**What is asked**
Repeat the records below exactly.

**Data listing**
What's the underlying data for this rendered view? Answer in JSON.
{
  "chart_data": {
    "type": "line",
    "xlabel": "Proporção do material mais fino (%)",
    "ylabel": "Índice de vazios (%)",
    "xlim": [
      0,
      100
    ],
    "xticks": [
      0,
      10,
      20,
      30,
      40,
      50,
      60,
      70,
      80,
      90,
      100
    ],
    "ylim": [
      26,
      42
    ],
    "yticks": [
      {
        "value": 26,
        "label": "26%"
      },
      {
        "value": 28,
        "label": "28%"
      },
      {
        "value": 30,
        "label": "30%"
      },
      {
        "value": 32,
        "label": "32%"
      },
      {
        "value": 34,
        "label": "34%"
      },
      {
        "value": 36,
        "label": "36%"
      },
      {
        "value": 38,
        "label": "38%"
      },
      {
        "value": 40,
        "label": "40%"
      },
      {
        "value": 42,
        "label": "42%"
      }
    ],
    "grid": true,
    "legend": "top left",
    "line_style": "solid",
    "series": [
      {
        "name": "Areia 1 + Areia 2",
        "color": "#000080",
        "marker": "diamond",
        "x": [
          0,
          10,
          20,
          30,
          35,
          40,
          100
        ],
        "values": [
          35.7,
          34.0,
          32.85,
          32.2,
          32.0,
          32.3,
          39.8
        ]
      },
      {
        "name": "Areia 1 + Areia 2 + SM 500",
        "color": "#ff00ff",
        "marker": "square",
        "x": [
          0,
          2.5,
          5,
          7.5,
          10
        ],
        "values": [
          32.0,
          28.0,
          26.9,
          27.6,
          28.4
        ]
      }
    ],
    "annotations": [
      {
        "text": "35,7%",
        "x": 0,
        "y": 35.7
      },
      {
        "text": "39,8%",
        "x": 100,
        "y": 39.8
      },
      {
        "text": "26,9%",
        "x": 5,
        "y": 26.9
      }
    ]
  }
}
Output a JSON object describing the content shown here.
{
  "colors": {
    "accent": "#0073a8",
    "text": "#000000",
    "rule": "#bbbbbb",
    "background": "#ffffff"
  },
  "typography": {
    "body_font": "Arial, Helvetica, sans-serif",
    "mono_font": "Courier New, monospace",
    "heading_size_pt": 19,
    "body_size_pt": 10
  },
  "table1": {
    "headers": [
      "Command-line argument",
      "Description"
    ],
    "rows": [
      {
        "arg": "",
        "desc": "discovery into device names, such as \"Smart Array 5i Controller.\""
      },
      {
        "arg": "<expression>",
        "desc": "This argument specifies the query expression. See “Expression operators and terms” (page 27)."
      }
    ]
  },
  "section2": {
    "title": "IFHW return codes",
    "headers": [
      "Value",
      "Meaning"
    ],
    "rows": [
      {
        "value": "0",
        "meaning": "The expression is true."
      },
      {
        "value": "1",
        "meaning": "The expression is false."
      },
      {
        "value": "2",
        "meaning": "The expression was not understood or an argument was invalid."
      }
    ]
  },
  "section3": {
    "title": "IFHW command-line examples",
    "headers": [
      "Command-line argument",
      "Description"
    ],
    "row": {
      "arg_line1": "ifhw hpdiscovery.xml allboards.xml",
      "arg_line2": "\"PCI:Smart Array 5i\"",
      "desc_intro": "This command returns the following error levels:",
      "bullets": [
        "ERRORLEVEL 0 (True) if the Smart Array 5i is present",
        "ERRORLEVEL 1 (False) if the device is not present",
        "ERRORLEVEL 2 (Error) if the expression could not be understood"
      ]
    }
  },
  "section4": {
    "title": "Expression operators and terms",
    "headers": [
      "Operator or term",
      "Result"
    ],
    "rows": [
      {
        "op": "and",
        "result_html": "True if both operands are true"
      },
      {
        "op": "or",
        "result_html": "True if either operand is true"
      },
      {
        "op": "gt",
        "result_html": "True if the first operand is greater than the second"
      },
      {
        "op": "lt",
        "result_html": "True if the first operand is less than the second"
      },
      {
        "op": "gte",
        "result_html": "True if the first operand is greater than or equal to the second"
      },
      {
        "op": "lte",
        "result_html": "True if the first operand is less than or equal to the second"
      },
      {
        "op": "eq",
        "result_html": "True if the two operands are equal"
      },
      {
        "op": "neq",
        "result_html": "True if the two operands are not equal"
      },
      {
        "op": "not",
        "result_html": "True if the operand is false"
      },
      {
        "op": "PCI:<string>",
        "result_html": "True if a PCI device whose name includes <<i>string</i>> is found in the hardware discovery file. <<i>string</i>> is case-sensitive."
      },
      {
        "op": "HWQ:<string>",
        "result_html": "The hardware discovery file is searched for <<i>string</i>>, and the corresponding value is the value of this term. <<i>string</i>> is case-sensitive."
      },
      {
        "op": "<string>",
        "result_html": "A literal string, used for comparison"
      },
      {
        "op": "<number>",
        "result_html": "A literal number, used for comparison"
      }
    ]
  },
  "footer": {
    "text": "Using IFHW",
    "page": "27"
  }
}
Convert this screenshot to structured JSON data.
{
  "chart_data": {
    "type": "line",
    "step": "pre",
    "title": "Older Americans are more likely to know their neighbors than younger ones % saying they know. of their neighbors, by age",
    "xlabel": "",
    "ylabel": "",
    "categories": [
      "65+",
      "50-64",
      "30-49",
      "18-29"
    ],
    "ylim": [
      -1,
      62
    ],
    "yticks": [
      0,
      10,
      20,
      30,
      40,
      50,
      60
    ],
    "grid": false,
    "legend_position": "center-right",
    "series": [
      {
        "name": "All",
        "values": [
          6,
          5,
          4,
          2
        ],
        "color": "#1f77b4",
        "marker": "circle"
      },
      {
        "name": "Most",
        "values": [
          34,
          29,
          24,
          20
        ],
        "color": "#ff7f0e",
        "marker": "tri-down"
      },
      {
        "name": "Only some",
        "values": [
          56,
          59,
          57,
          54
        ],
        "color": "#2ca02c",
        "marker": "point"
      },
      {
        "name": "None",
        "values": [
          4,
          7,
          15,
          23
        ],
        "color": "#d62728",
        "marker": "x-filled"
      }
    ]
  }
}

**The completed task**
What's the underlying data for this rendered view? Answer in JSON.
{
  "chart_data": {
    "type": "line",
    "xlabel": "Proporção do material mais fino (%)",
    "ylabel": "Índice de vazios (%)",
    "xlim": [
      0,
      100
    ],
    "xticks": [
      0,
      10,
      20,
      30,
      40,
      50,
      60,
      70,
      80,
      90,
      100
    ],
    "ylim": [
      26,
      42
    ],
    "yticks": [
      {
        "value": 26,
        "label": "26%"
      },
      {
        "value": 28,
        "label": "28%"
      },
      {
        "value": 30,
        "label": "30%"
      },
      {
        "value": 32,
        "label": "32%"
      },
      {
        "value": 34,
        "label": "34%"
      },
      {
        "value": 36,
        "label": "36%"
      },
      {
        "value": 38,
        "label": "38%"
      },
      {
        "value": 40,
        "label": "40%"
      },
      {
        "value": 42,
        "label": "42%"
      }
    ],
    "grid": true,
    "legend": "top left",
    "line_style": "solid",
    "series": [
      {
        "name": "Areia 1 + Areia 2",
        "color": "#000080",
        "marker": "diamond",
        "x": [
          0,
          10,
          20,
          30,
          35,
          40,
          100
        ],
        "values": [
          35.7,
          34.0,
          32.85,
          32.2,
          32.0,
          32.3,
          39.8
        ]
      },
      {
        "name": "Areia 1 + Areia 2 + SM 500",
        "color": "#ff00ff",
        "marker": "square",
        "x": [
          0,
          2.5,
          5,
          7.5,
          10
        ],
        "values": [
          32.0,
          28.0,
          26.9,
          27.6,
          28.4
        ]
      }
    ],
    "annotations": [
      {
        "text": "35,7%",
        "x": 0,
        "y": 35.7
      },
      {
        "text": "39,8%",
        "x": 100,
        "y": 39.8
      },
      {
        "text": "26,9%",
        "x": 5,
        "y": 26.9
      }
    ]
  }
}
Output a JSON object describing the content shown here.
{
  "colors": {
    "accent": "#0073a8",
    "text": "#000000",
    "rule": "#bbbbbb",
    "background": "#ffffff"
  },
  "typography": {
    "body_font": "Arial, Helvetica, sans-serif",
    "mono_font": "Courier New, monospace",
    "heading_size_pt": 19,
    "body_size_pt": 10
  },
  "table1": {
    "headers": [
      "Command-line argument",
      "Description"
    ],
    "rows": [
      {
        "arg": "",
        "desc": "discovery into device names, such as \"Smart Array 5i Controller.\""
      },
      {
        "arg": "<expression>",
        "desc": "This argument specifies the query expression. See “Expression operators and terms” (page 27)."
      }
    ]
  },
  "section2": {
    "title": "IFHW return codes",
    "headers": [
      "Value",
      "Meaning"
    ],
    "rows": [
      {
        "value": "0",
        "meaning": "The expression is true."
      },
      {
        "value": "1",
        "meaning": "The expression is false."
      },
      {
        "value": "2",
        "meaning": "The expression was not understood or an argument was invalid."
      }
    ]
  },
  "section3": {
    "title": "IFHW command-line examples",
    "headers": [
      "Command-line argument",
      "Description"
    ],
    "row": {
      "arg_line1": "ifhw hpdiscovery.xml allboards.xml",
      "arg_line2": "\"PCI:Smart Array 5i\"",
      "desc_intro": "This command returns the following error levels:",
      "bullets": [
        "ERRORLEVEL 0 (True) if the Smart Array 5i is present",
        "ERRORLEVEL 1 (False) if the device is not present",
        "ERRORLEVEL 2 (Error) if the expression could not be understood"
      ]
    }
  },
  "section4": {
    "title": "Expression operators and terms",
    "headers": [
      "Operator or term",
      "Result"
    ],
    "rows": [
      {
        "op": "and",
        "result_html": "True if both operands are true"
      },
      {
        "op": "or",
        "result_html": "True if either operand is true"
      },
      {
        "op": "gt",
        "result_html": "True if the first operand is greater than the second"
      },
      {
        "op": "lt",
        "result_html": "True if the first operand is less than the second"
      },
      {
        "op": "gte",
        "result_html": "True if the first operand is greater than or equal to the second"
      },
      {
        "op": "lte",
        "result_html": "True if the first operand is less than or equal to the second"
      },
      {
        "op": "eq",
        "result_html": "True if the two operands are equal"
      },
      {
        "op": "neq",
        "result_html": "True if the two operands are not equal"
      },
      {
        "op": "not",
        "result_html": "True if the operand is false"
      },
      {
        "op": "PCI:<string>",
        "result_html": "True if a PCI device whose name includes <<i>string</i>> is found in the hardware discovery file. <<i>string</i>> is case-sensitive."
      },
      {
        "op": "HWQ:<string>",
        "result_html": "The hardware discovery file is searched for <<i>string</i>>, and the corresponding value is the value of this term. <<i>string</i>> is case-sensitive."
      },
      {
        "op": "<string>",
        "result_html": "A literal string, used for comparison"
      },
      {
        "op": "<number>",
        "result_html": "A literal number, used for comparison"
      }
    ]
  },
  "footer": {
    "text": "Using IFHW",
    "page": "27"
  }
}
Convert this screenshot to structured JSON data.
{
  "chart_data": {
    "type": "line",
    "step": "pre",
    "title": "Older Americans are more likely to know their neighbors than younger ones % saying they know. of their neighbors, by age",
    "xlabel": "",
    "ylabel": "",
    "categories": [
      "65+",
      "50-64",
      "30-49",
      "18-29"
    ],
    "ylim": [
      -1,
      62
    ],
    "yticks": [
      0,
      10,
      20,
      30,
      40,
      50,
      60
    ],
    "grid": false,
    "legend_position": "center-right",
    "series": [
      {
        "name": "All",
        "values": [
          6,
          5,
          4,
          2
        ],
        "color": "#1f77b4",
        "marker": "circle"
      },
      {
        "name": "Most",
        "values": [
          34,
          29,
          24,
          20
        ],
        "color": "#ff7f0e",
        "marker": "tri-down"
      },
      {
        "name": "Only some",
        "values": [
          56,
          59,
          57,
          54
        ],
        "color": "#2ca02c",
        "marker": "point"
      },
      {
        "name": "None",
        "values": [
          4,
          7,
          15,
          23
        ],
        "color": "#d62728",
        "marker": "x-filled"
      }
    ]
  }
}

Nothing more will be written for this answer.